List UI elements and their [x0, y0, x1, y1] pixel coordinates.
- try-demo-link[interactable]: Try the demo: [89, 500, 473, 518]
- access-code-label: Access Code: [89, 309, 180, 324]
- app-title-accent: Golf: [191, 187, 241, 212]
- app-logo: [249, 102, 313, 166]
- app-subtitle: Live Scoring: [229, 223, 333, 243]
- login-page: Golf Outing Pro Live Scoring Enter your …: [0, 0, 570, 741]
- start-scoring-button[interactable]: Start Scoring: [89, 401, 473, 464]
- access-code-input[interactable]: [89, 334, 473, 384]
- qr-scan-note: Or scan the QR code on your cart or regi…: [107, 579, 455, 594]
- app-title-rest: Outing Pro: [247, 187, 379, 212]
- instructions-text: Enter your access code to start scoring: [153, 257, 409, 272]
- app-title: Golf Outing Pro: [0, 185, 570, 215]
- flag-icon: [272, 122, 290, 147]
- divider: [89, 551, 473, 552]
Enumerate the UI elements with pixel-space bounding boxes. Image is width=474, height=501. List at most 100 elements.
^^^^^^^^
Directions >>
Quote every line of the item above word for word.

Solution for this task >>
List UI elements and their [x0, y0, x1, y1] pixel coordinates.
- try-demo-link[interactable]: Try the demo: [89, 500, 473, 518]
- access-code-label: Access Code: [89, 309, 180, 324]
- app-title-accent: Golf: [191, 187, 241, 212]
- app-logo: [249, 102, 313, 166]
- app-subtitle: Live Scoring: [229, 223, 333, 243]
- login-page: Golf Outing Pro Live Scoring Enter your …: [0, 0, 570, 741]
- start-scoring-button[interactable]: Start Scoring: [89, 401, 473, 464]
- access-code-input[interactable]: [89, 334, 473, 384]
- qr-scan-note: Or scan the QR code on your cart or regi…: [107, 579, 455, 594]
- app-title-rest: Outing Pro: [247, 187, 379, 212]
- instructions-text: Enter your access code to start scoring: [153, 257, 409, 272]
- app-title: Golf Outing Pro: [0, 185, 570, 215]
- flag-icon: [272, 122, 290, 147]
- divider: [89, 551, 473, 552]
Enumerate the UI elements with pixel-space bounding boxes. Image is width=474, height=501. List at most 100 elements.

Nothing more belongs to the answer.